## [REQUIRED TASKS]
a) In the CWL workflow passage, how long does echo Hello World! actually take to finish in the timing example, and why?
b) Continue the CWL workflow passage from where it stops.

## [PASSAGE TO READ]
[BEGIN]

Let’s perform a simple echo like above, but capturing stdout
by adding the following
lines instead of outputs: []
outputs:
echo_out:
type: stdout
And add a second step that uses wc
to count the characters in each file. See the tool
below:
#!/usr/bin/env cwl-runner
cwlVersion: v1.0
class: CommandLineTool
baseCommand: wc
arguments: ["-c"]
inputs:
input_file:
type: File
inputBinding:
position: 1
outputs: []
Now, how do we incorporate scatter? Remember the scatter field is under each step:
#!/usr/bin/env cwl-runner
cwlVersion: v1.0
class: Workflow
requirements:
ScatterFeatureRequirement: {}
inputs:
message_array: string[]
steps:
echo:
run: hello_world_to_stdout.cwl
scatter: message
in:
message: message_array
out: [echo_out]
wc:
run: wc-tool.cwl
scatter: input_file
in:
input_file: echo/echo_out
out: []
outputs: []
Here we have placed the scatter field under each step. This is fine for this example since
it runs quickly, but if you’re running many samples for a more complex workflow, you may
wish to consider an alternative. Here we are running scatter on each step independently, but
since the second step is not dependent on the first step completing all languages, we aren’t
using the scatter functionality efficiently. The second step expects an array as input from
the first step, so it will wait until everything in step one is finished before doing anything.
Pretend that echo Hello World!
takes 1 minute to perform, wc -c
on the output takes 3 minutes
and that echo Hallo welt!
takes 5 minutes to perform, and wc
on that output takes 3 minutes.
Even though echo Hello World!
could finish in 4 minutes, it will actually finish in 8 minutes
because the first step must wait on echo Hallo welt!
. You can see how this might not scale
well.
Ok, so how do we scatter on steps that can proceed independent of other samples? Remember from Nested Workflows, that we can make an entire workflow a single step in another workflow! Convert our two-step workflow to a single step subworkflow:
#!/usr/bin/env cwl-runner
cwlVersion: v1.0
class: Workflow
requirements:
ScatterFeatureRequirement: {}
SubworkflowFeatureRequirement: {}
inputs:
message_array: string[]
steps:
subworkflow:
run:
class: Workflow
inputs:
message: string
outputs: []
steps:
echo:
run: hello_world_to_stdout.cwl
in:
message: message
out: [echo_out]
wc:
run: wc-tool.cwl
in:
input_file: echo/echo_out
out: []
scatter: message
in:
message: message_array
out: []
outputs: []
Now the scatter acts on a single step, but that step consists of two steps so each step is performed in parallel.
2.10.4. Conditional workflows#
This workflow contains a conditional step and is executed based on the input. This allows workflows to skip additional steps based on input parameters given at the start of the program or by previous steps.
class: Workflow
cwlVersion: v1.2
inputs:
val: int
steps:
step1:
in:
in1: val
a_new_var: val
run: foo.cwl
when: $(inputs.in1 < 1)
out: [out1]
step2:
in:
in1: val
a_new_var: val
run: foo.cwl
when: $(inputs.a_new_var > 2)

[END]

Bounding box annotations
[BEGIN]

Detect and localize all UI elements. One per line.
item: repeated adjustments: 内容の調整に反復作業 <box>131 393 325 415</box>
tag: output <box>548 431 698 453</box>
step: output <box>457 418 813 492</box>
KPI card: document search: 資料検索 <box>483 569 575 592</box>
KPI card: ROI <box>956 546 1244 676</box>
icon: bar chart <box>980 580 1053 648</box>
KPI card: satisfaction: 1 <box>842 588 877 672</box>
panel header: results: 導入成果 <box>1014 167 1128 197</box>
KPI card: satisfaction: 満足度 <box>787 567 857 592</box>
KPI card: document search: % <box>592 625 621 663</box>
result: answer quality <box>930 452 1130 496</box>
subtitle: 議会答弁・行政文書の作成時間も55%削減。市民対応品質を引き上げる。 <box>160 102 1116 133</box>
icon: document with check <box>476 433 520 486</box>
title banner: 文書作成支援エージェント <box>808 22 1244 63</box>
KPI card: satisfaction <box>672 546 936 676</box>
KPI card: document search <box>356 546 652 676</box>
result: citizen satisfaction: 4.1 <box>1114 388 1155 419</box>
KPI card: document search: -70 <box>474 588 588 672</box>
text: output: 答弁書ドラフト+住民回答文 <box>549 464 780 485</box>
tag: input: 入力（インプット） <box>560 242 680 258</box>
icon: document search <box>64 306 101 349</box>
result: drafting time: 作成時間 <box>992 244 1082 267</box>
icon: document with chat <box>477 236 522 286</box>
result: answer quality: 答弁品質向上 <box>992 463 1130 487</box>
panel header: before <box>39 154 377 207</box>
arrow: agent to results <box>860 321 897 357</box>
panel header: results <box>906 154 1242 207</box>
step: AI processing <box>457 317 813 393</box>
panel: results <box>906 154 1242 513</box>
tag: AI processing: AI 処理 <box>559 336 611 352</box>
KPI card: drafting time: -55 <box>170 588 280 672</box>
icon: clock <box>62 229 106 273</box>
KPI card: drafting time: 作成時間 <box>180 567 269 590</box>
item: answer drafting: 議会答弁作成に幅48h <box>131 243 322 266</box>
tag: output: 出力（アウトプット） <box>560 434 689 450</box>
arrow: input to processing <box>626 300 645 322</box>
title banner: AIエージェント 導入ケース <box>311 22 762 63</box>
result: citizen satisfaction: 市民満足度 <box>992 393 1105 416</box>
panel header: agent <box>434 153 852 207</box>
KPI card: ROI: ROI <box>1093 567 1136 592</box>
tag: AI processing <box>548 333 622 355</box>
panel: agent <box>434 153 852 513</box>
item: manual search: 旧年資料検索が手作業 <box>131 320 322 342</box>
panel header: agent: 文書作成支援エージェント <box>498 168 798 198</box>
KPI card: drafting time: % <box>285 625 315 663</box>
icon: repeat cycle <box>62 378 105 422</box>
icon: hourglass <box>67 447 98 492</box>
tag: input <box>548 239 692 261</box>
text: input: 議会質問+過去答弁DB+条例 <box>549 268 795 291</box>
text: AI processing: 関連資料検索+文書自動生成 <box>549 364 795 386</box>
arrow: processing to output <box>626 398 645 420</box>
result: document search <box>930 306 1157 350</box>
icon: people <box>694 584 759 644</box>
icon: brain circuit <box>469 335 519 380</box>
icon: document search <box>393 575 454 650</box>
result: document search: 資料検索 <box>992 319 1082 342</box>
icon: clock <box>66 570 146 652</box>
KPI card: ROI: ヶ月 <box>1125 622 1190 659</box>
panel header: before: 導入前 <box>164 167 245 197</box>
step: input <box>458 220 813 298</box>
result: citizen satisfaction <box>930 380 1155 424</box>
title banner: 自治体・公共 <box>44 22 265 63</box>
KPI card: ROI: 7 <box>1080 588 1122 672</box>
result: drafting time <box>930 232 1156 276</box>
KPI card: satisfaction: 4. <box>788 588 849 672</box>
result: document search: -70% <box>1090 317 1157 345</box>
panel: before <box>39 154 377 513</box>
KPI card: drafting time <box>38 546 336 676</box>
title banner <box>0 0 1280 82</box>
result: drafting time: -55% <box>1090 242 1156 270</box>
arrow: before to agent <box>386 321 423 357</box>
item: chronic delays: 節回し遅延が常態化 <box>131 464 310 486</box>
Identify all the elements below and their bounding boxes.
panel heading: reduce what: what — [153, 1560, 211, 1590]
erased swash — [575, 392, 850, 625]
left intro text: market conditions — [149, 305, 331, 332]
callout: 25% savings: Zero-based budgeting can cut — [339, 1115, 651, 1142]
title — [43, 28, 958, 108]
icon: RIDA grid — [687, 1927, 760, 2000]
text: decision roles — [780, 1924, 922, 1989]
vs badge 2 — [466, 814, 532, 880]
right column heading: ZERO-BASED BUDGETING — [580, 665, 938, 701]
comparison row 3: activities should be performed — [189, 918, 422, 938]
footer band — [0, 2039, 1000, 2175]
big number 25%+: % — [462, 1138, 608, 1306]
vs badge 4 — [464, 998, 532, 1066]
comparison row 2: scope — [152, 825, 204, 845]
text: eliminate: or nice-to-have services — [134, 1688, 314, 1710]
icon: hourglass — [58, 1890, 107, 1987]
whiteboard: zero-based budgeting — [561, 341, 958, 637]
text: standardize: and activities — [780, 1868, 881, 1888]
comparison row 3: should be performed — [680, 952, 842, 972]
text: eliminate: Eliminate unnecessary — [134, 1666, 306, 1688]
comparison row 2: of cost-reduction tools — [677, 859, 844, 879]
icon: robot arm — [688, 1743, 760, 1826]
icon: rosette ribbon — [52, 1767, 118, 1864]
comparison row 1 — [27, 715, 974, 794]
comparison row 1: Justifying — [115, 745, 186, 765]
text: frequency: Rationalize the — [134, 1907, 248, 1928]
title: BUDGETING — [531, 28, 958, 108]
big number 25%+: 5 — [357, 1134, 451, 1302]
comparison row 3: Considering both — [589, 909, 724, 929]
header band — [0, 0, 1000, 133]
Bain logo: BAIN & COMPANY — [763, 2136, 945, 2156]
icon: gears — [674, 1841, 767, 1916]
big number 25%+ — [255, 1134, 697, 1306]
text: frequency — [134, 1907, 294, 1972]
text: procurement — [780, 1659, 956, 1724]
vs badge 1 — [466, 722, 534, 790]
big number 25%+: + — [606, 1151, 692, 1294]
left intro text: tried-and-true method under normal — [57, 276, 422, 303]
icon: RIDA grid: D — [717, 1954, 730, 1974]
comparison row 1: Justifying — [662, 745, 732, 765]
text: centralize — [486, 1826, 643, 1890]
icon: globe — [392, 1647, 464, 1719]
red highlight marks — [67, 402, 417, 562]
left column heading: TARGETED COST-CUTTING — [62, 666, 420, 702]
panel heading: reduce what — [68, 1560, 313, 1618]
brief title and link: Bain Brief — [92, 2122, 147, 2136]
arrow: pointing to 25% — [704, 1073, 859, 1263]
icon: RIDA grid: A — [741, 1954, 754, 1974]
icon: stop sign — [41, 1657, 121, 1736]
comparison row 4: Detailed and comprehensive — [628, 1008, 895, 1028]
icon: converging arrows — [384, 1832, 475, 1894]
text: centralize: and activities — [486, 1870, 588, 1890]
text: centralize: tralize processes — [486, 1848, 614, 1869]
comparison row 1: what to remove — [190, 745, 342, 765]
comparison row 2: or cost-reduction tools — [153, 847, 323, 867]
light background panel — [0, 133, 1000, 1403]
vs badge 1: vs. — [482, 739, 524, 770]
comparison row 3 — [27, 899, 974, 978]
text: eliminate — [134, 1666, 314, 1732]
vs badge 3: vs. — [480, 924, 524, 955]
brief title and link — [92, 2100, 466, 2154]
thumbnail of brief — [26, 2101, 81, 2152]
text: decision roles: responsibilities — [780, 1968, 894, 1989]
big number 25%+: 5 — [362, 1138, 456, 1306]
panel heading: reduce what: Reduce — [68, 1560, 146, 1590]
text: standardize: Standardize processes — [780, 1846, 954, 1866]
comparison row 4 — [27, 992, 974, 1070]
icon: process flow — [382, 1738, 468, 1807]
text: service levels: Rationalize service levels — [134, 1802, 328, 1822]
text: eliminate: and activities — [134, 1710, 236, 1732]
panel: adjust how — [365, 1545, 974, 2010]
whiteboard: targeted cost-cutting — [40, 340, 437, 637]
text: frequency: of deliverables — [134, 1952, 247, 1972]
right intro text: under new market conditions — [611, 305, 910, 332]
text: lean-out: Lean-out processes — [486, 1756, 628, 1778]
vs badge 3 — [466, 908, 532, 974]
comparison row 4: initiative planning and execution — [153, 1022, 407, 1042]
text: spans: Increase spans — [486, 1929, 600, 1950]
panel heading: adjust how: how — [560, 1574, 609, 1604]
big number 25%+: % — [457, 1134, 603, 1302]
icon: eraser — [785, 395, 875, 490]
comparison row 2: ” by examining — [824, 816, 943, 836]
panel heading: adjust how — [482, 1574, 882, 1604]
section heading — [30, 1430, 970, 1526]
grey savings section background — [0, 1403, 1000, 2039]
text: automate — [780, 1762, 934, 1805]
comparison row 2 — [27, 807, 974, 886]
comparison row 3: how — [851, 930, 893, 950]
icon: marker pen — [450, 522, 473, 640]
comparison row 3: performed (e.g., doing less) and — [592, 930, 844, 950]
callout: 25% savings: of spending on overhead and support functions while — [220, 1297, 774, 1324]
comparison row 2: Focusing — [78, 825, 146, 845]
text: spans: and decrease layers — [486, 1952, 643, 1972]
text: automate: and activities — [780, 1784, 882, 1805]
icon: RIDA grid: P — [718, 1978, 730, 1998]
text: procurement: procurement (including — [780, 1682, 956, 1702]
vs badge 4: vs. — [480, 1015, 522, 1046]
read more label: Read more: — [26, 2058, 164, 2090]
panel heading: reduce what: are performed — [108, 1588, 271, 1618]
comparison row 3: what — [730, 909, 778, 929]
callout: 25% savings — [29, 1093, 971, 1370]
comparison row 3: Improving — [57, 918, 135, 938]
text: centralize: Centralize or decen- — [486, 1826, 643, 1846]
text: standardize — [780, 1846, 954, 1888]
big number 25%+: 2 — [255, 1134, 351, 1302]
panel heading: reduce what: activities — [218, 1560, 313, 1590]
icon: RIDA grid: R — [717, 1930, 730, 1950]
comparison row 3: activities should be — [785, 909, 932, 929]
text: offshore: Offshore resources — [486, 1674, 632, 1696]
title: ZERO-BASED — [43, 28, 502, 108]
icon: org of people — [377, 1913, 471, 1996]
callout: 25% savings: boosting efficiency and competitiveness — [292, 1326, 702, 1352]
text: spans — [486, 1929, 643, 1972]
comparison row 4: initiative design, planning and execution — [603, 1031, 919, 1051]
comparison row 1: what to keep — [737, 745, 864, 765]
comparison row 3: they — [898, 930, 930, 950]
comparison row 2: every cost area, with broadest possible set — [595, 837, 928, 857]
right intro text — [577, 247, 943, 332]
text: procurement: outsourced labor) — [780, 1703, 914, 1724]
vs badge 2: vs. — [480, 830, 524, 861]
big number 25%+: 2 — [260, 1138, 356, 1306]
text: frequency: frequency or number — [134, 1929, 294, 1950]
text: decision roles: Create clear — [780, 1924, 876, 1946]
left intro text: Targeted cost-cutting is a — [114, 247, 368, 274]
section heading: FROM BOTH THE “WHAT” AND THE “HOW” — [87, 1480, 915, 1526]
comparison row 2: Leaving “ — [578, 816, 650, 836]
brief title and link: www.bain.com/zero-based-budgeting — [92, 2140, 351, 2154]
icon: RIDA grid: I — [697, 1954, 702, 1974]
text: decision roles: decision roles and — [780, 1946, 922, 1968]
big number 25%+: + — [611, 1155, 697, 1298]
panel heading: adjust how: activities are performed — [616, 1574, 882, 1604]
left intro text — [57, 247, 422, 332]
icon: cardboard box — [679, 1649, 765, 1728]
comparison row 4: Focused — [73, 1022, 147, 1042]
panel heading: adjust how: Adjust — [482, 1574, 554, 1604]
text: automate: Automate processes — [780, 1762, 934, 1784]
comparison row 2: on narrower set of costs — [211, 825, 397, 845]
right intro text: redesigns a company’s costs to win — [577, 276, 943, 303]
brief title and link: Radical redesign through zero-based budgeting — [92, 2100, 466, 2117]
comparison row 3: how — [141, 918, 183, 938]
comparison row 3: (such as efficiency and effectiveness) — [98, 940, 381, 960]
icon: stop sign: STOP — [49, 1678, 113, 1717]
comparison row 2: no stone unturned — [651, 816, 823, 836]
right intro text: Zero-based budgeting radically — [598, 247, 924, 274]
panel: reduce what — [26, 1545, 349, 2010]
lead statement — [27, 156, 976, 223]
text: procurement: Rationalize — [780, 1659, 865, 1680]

[END]

## [EXERCISE ANSWERS]
a) It finishes in 8 minutes because the first step must wait on echo Hallo welt!

b)
out: [out1]
outputs:
out1:
type: string
outputSource:
- step1/out1
- step2/out1
pickValue: first_non_null
requirements:
InlineJavascriptRequirement: {}
MultipleInputFeatureRequirement: {}
The first thing you’ll notice is that this workflow is only compatible for version 1.2 or greater of the CWL standards.
class: Workflow
cwlVersion: v1.2
The first step of the workflow (step1) contains two input properties and will execute foo.cwl when the conditions are met. The new property when
is where the condition validation takes place. In this case only when in1
from the workflow contains a value < 1
this step will be executed.
steps:
step1:
in:
in1: val
a_new_var: val
run: foo.cwl
when: $(inputs.in1 < 1)
out: [out1]
Using the following command cwltool cond-wf-003.1.cwl --val 0
the value will pass the first conditional step and will therefore be executed and is shown in the log by INFO [step step1] start
whereas the second step is skipped as indicated by INFO [step step2] will be skipped
.
INFO [workflow ] start
INFO [workflow ] starting step step1
INFO [step step1] start
INFO [job step1] /private/tmp/docker_tmpdcyoto2d$ echo
INFO [job step1] completed success
INFO [step step1] completed success
INFO [workflow ] starting step step2
INFO [step step2] will be skipped
INFO [step step2] completed skipped
INFO [workflow ] completed success
{
"out1": "foo 0"
}
INFO Final process status is success
When a value of 3 is given the first conditional step will not be executed but the second step will cwltool cond-wf-003.1.cwl --val 3
.
INFO [workflow ] start
INFO [workflow ] starting step step1
INFO [step step1] will be skipped
INFO [step step1] completed skipped
INFO [workflow ] starting step step2
INFO [step step2] start
INFO [job step2] /private/tmp/docker_tmpqwr93mxx$ echo
INFO [job step2] completed success
INFO [step step2] completed success
INFO [workflow ] completed success
{
"out1": "foo 3"
}
INFO Final process status is success
If no conditions are met for example when using --val 2
the workflow will raise a permanentFail.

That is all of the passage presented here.